▶ _Requirements_
Transcribe the listing verbatim. Do not carry over any pictures.
* START Information provided *
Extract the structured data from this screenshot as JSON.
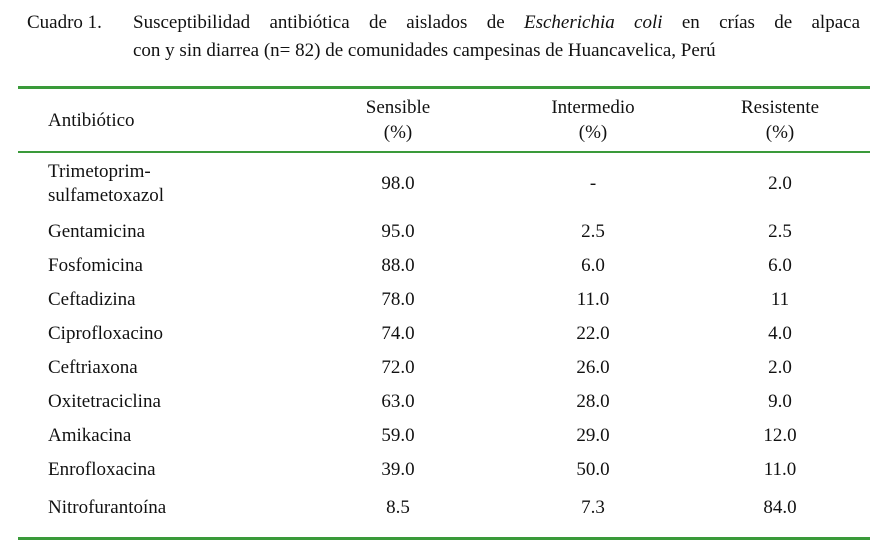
{
  "caption": {
    "label": "Cuadro 1.",
    "part1": "Susceptibilidad antibiótica de aislados de",
    "species": "Escherichia coli",
    "part2": "en crías de alpaca",
    "line2": "con y sin diarrea (n= 82) de comunidades campesinas de Huancavelica, Perú"
  },
  "table": {
    "header": [
      [
        "Antibiótico"
      ],
      [
        "Sensible",
        "(%)"
      ],
      [
        "Intermedio",
        "(%)"
      ],
      [
        "Resistente",
        "(%)"
      ]
    ],
    "rows": [
      [
        [
          "Trimetoprim-",
          "sulfametoxazol"
        ],
        "98.0",
        "-",
        "2.0"
      ],
      [
        [
          "Gentamicina"
        ],
        "95.0",
        "2.5",
        "2.5"
      ],
      [
        [
          "Fosfomicina"
        ],
        "88.0",
        "6.0",
        "6.0"
      ],
      [
        [
          "Ceftadizina"
        ],
        "78.0",
        "11.0",
        "11"
      ],
      [
        [
          "Ciprofloxacino"
        ],
        "74.0",
        "22.0",
        "4.0"
      ],
      [
        [
          "Ceftriaxona"
        ],
        "72.0",
        "26.0",
        "2.0"
      ],
      [
        [
          "Oxitetraciclina"
        ],
        "63.0",
        "28.0",
        "9.0"
      ],
      [
        [
          "Amikacina"
        ],
        "59.0",
        "29.0",
        "12.0"
      ],
      [
        [
          "Enrofloxacina"
        ],
        "39.0",
        "50.0",
        "11.0"
      ],
      [
        [
          "Nitrofurantoína"
        ],
        "8.5",
        "7.3",
        "84.0"
      ]
    ]
  }
}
* END Information provided *
▶ _Final answer_
Extract the structured data from this screenshot as JSON.
{
  "caption": {
    "label": "Cuadro 1.",
    "part1": "Susceptibilidad antibiótica de aislados de",
    "species": "Escherichia coli",
    "part2": "en crías de alpaca",
    "line2": "con y sin diarrea (n= 82) de comunidades campesinas de Huancavelica, Perú"
  },
  "table": {
    "header": [
      [
        "Antibiótico"
      ],
      [
        "Sensible",
        "(%)"
      ],
      [
        "Intermedio",
        "(%)"
      ],
      [
        "Resistente",
        "(%)"
      ]
    ],
    "rows": [
      [
        [
          "Trimetoprim-",
          "sulfametoxazol"
        ],
        "98.0",
        "-",
        "2.0"
      ],
      [
        [
          "Gentamicina"
        ],
        "95.0",
        "2.5",
        "2.5"
      ],
      [
        [
          "Fosfomicina"
        ],
        "88.0",
        "6.0",
        "6.0"
      ],
      [
        [
          "Ceftadizina"
        ],
        "78.0",
        "11.0",
        "11"
      ],
      [
        [
          "Ciprofloxacino"
        ],
        "74.0",
        "22.0",
        "4.0"
      ],
      [
        [
          "Ceftriaxona"
        ],
        "72.0",
        "26.0",
        "2.0"
      ],
      [
        [
          "Oxitetraciclina"
        ],
        "63.0",
        "28.0",
        "9.0"
      ],
      [
        [
          "Amikacina"
        ],
        "59.0",
        "29.0",
        "12.0"
      ],
      [
        [
          "Enrofloxacina"
        ],
        "39.0",
        "50.0",
        "11.0"
      ],
      [
        [
          "Nitrofurantoína"
        ],
        "8.5",
        "7.3",
        "84.0"
      ]
    ]
  }
}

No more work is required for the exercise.